── Data provided

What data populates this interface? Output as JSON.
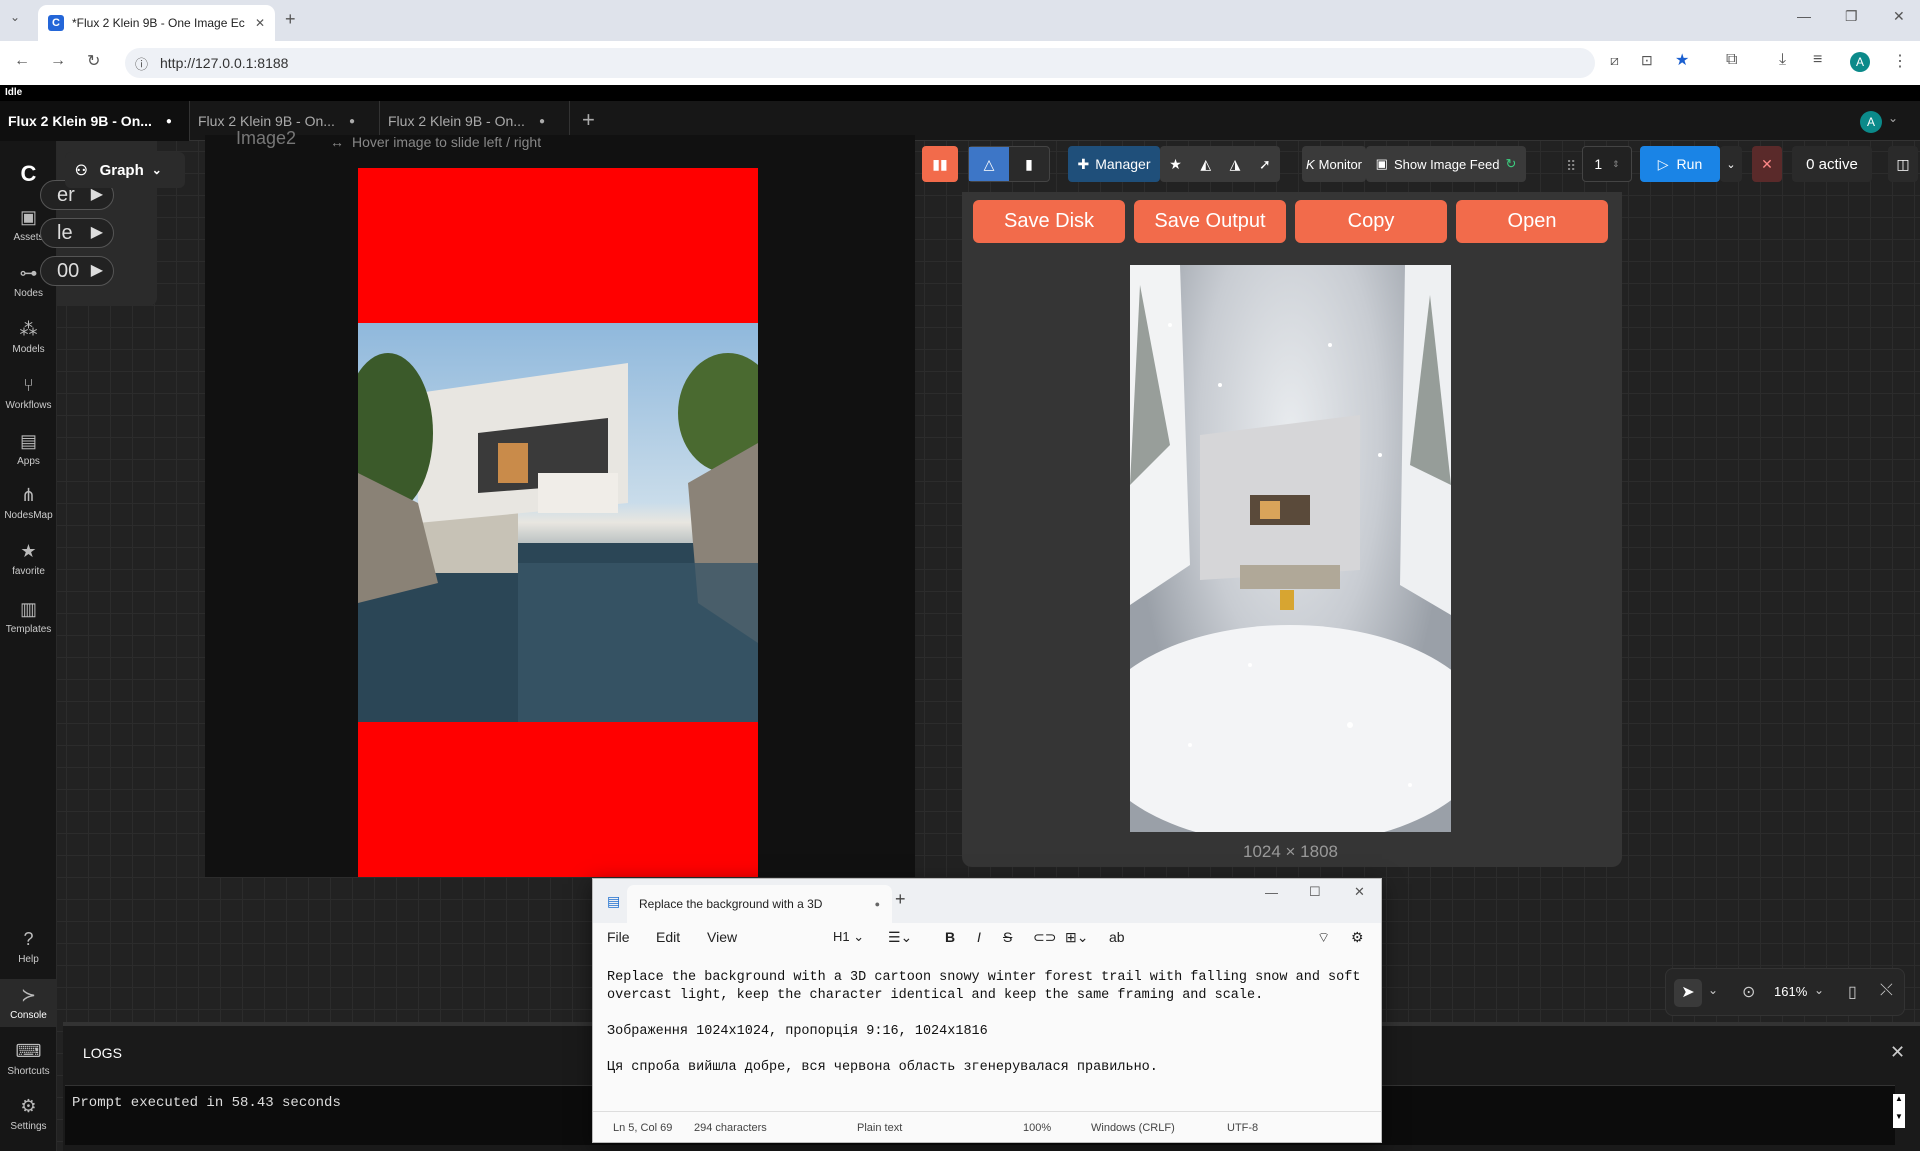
{
  "browser": {
    "tab_title": "*Flux 2 Klein 9B - One Image Ec",
    "url": "http://127.0.0.1:8188",
    "profile_initial": "A"
  },
  "app": {
    "status": "Idle",
    "workflow_tabs": [
      {
        "label": "Flux 2 Klein 9B - On...",
        "active": true
      },
      {
        "label": "Flux 2 Klein 9B - On...",
        "active": false
      },
      {
        "label": "Flux 2 Klein 9B - On...",
        "active": false
      }
    ],
    "profile_initial": "A",
    "sidebar": [
      {
        "label": "Assets",
        "icon": "image-icon"
      },
      {
        "label": "Nodes",
        "icon": "node-icon"
      },
      {
        "label": "Models",
        "icon": "models-icon"
      },
      {
        "label": "Workflows",
        "icon": "workflow-icon"
      },
      {
        "label": "Apps",
        "icon": "apps-icon"
      },
      {
        "label": "NodesMap",
        "icon": "nodesmap-icon"
      },
      {
        "label": "favorite",
        "icon": "star-icon"
      },
      {
        "label": "Templates",
        "icon": "templates-icon"
      },
      {
        "label": "Help",
        "icon": "help-icon"
      },
      {
        "label": "Console",
        "icon": "console-icon"
      },
      {
        "label": "Shortcuts",
        "icon": "keyboard-icon"
      },
      {
        "label": "Settings",
        "icon": "gear-icon"
      }
    ],
    "graph_button": "Graph",
    "left_pills": [
      "er",
      "le",
      "00"
    ],
    "node_title_fragment": "Image2",
    "hover_hint": "Hover image to slide left / right",
    "actionbar": {
      "manager": "Manager",
      "monitor": "Monitor",
      "show_image_feed": "Show Image Feed",
      "queue_count": "1",
      "run": "Run",
      "active": "0 active"
    },
    "feed_buttons": [
      "Save Disk",
      "Save Output",
      "Copy",
      "Open"
    ],
    "image_dims": "1024 × 1808",
    "logs_title": "LOGS",
    "log_line": "Prompt executed in 58.43 seconds",
    "canvas_zoom": "161%"
  },
  "notepad": {
    "tab_title": "Replace the background with a 3D",
    "menu": [
      "File",
      "Edit",
      "View"
    ],
    "heading_select": "H1",
    "lines": [
      "Replace the background with a 3D cartoon snowy winter forest trail with falling snow and soft",
      "overcast light, keep the character identical and keep the same framing and scale.",
      "",
      "Зображення 1024x1024, пропорція 9:16, 1024x1816",
      "",
      "Ця спроба вийшла добре, вся червона область згенерувалася правильно."
    ],
    "status": {
      "position": "Ln 5, Col 69",
      "chars": "294 characters",
      "format": "Plain text",
      "zoom": "100%",
      "eol": "Windows (CRLF)",
      "encoding": "UTF-8"
    }
  }
}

────

Problem details → Quote every record above exactly, leaving out any pictures.

Exercise response →
What data populates this interface? Output as JSON.
{
  "browser": {
    "tab_title": "*Flux 2 Klein 9B - One Image Ec",
    "url": "http://127.0.0.1:8188",
    "profile_initial": "A"
  },
  "app": {
    "status": "Idle",
    "workflow_tabs": [
      {
        "label": "Flux 2 Klein 9B - On...",
        "active": true
      },
      {
        "label": "Flux 2 Klein 9B - On...",
        "active": false
      },
      {
        "label": "Flux 2 Klein 9B - On...",
        "active": false
      }
    ],
    "profile_initial": "A",
    "sidebar": [
      {
        "label": "Assets",
        "icon": "image-icon"
      },
      {
        "label": "Nodes",
        "icon": "node-icon"
      },
      {
        "label": "Models",
        "icon": "models-icon"
      },
      {
        "label": "Workflows",
        "icon": "workflow-icon"
      },
      {
        "label": "Apps",
        "icon": "apps-icon"
      },
      {
        "label": "NodesMap",
        "icon": "nodesmap-icon"
      },
      {
        "label": "favorite",
        "icon": "star-icon"
      },
      {
        "label": "Templates",
        "icon": "templates-icon"
      },
      {
        "label": "Help",
        "icon": "help-icon"
      },
      {
        "label": "Console",
        "icon": "console-icon"
      },
      {
        "label": "Shortcuts",
        "icon": "keyboard-icon"
      },
      {
        "label": "Settings",
        "icon": "gear-icon"
      }
    ],
    "graph_button": "Graph",
    "left_pills": [
      "er",
      "le",
      "00"
    ],
    "node_title_fragment": "Image2",
    "hover_hint": "Hover image to slide left / right",
    "actionbar": {
      "manager": "Manager",
      "monitor": "Monitor",
      "show_image_feed": "Show Image Feed",
      "queue_count": "1",
      "run": "Run",
      "active": "0 active"
    },
    "feed_buttons": [
      "Save Disk",
      "Save Output",
      "Copy",
      "Open"
    ],
    "image_dims": "1024 × 1808",
    "logs_title": "LOGS",
    "log_line": "Prompt executed in 58.43 seconds",
    "canvas_zoom": "161%"
  },
  "notepad": {
    "tab_title": "Replace the background with a 3D",
    "menu": [
      "File",
      "Edit",
      "View"
    ],
    "heading_select": "H1",
    "lines": [
      "Replace the background with a 3D cartoon snowy winter forest trail with falling snow and soft",
      "overcast light, keep the character identical and keep the same framing and scale.",
      "",
      "Зображення 1024x1024, пропорція 9:16, 1024x1816",
      "",
      "Ця спроба вийшла добре, вся червона область згенерувалася правильно."
    ],
    "status": {
      "position": "Ln 5, Col 69",
      "chars": "294 characters",
      "format": "Plain text",
      "zoom": "100%",
      "eol": "Windows (CRLF)",
      "encoding": "UTF-8"
    }
  }
}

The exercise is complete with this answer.